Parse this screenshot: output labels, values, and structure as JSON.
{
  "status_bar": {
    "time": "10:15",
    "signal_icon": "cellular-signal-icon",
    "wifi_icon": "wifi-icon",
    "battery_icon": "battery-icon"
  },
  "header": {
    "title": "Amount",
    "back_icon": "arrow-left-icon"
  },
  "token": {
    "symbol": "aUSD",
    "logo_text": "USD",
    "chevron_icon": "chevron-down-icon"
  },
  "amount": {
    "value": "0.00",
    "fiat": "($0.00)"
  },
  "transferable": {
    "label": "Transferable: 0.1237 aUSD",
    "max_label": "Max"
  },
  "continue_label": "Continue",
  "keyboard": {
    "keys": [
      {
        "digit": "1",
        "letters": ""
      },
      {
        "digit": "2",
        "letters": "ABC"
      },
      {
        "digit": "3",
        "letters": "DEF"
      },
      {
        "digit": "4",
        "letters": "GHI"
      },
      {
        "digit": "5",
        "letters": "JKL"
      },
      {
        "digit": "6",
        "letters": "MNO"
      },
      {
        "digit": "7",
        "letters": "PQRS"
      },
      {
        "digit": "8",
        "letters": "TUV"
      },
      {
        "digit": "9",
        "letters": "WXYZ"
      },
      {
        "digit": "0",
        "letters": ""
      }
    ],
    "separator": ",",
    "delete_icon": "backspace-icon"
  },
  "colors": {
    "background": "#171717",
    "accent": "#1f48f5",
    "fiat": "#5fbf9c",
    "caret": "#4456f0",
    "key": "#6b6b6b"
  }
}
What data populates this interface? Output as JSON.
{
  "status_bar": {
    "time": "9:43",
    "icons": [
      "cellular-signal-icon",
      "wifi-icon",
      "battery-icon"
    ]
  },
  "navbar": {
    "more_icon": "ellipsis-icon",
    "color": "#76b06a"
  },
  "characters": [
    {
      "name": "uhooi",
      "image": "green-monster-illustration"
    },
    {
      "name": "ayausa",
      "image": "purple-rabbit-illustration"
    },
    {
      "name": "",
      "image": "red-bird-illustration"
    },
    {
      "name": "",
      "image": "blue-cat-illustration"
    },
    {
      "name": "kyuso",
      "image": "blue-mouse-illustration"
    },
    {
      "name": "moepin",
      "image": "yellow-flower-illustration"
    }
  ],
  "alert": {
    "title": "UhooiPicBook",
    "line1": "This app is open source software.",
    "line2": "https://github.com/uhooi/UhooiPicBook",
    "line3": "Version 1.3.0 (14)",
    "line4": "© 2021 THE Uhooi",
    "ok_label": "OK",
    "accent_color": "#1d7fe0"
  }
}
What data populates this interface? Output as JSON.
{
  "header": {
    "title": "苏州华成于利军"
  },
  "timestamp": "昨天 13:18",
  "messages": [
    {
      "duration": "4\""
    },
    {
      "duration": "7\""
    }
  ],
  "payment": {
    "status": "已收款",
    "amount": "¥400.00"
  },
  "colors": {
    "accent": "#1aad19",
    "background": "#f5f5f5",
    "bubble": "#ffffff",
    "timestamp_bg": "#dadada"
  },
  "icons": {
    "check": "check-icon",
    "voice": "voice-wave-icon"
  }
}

* * * * *

**THE REQUEST**
Retype the listing above in full, with no alterations.

**EXERCISE OUTPUT**
Parse this screenshot: output labels, values, and structure as JSON.
{
  "status_bar": {
    "time": "10:15",
    "signal_icon": "cellular-signal-icon",
    "wifi_icon": "wifi-icon",
    "battery_icon": "battery-icon"
  },
  "header": {
    "title": "Amount",
    "back_icon": "arrow-left-icon"
  },
  "token": {
    "symbol": "aUSD",
    "logo_text": "USD",
    "chevron_icon": "chevron-down-icon"
  },
  "amount": {
    "value": "0.00",
    "fiat": "($0.00)"
  },
  "transferable": {
    "label": "Transferable: 0.1237 aUSD",
    "max_label": "Max"
  },
  "continue_label": "Continue",
  "keyboard": {
    "keys": [
      {
        "digit": "1",
        "letters": ""
      },
      {
        "digit": "2",
        "letters": "ABC"
      },
      {
        "digit": "3",
        "letters": "DEF"
      },
      {
        "digit": "4",
        "letters": "GHI"
      },
      {
        "digit": "5",
        "letters": "JKL"
      },
      {
        "digit": "6",
        "letters": "MNO"
      },
      {
        "digit": "7",
        "letters": "PQRS"
      },
      {
        "digit": "8",
        "letters": "TUV"
      },
      {
        "digit": "9",
        "letters": "WXYZ"
      },
      {
        "digit": "0",
        "letters": ""
      }
    ],
    "separator": ",",
    "delete_icon": "backspace-icon"
  },
  "colors": {
    "background": "#171717",
    "accent": "#1f48f5",
    "fiat": "#5fbf9c",
    "caret": "#4456f0",
    "key": "#6b6b6b"
  }
}
What data populates this interface? Output as JSON.
{
  "status_bar": {
    "time": "9:43",
    "icons": [
      "cellular-signal-icon",
      "wifi-icon",
      "battery-icon"
    ]
  },
  "navbar": {
    "more_icon": "ellipsis-icon",
    "color": "#76b06a"
  },
  "characters": [
    {
      "name": "uhooi",
      "image": "green-monster-illustration"
    },
    {
      "name": "ayausa",
      "image": "purple-rabbit-illustration"
    },
    {
      "name": "",
      "image": "red-bird-illustration"
    },
    {
      "name": "",
      "image": "blue-cat-illustration"
    },
    {
      "name": "kyuso",
      "image": "blue-mouse-illustration"
    },
    {
      "name": "moepin",
      "image": "yellow-flower-illustration"
    }
  ],
  "alert": {
    "title": "UhooiPicBook",
    "line1": "This app is open source software.",
    "line2": "https://github.com/uhooi/UhooiPicBook",
    "line3": "Version 1.3.0 (14)",
    "line4": "© 2021 THE Uhooi",
    "ok_label": "OK",
    "accent_color": "#1d7fe0"
  }
}
What data populates this interface? Output as JSON.
{
  "header": {
    "title": "苏州华成于利军"
  },
  "timestamp": "昨天 13:18",
  "messages": [
    {
      "duration": "4\""
    },
    {
      "duration": "7\""
    }
  ],
  "payment": {
    "status": "已收款",
    "amount": "¥400.00"
  },
  "colors": {
    "accent": "#1aad19",
    "background": "#f5f5f5",
    "bubble": "#ffffff",
    "timestamp_bg": "#dadada"
  },
  "icons": {
    "check": "check-icon",
    "voice": "voice-wave-icon"
  }
}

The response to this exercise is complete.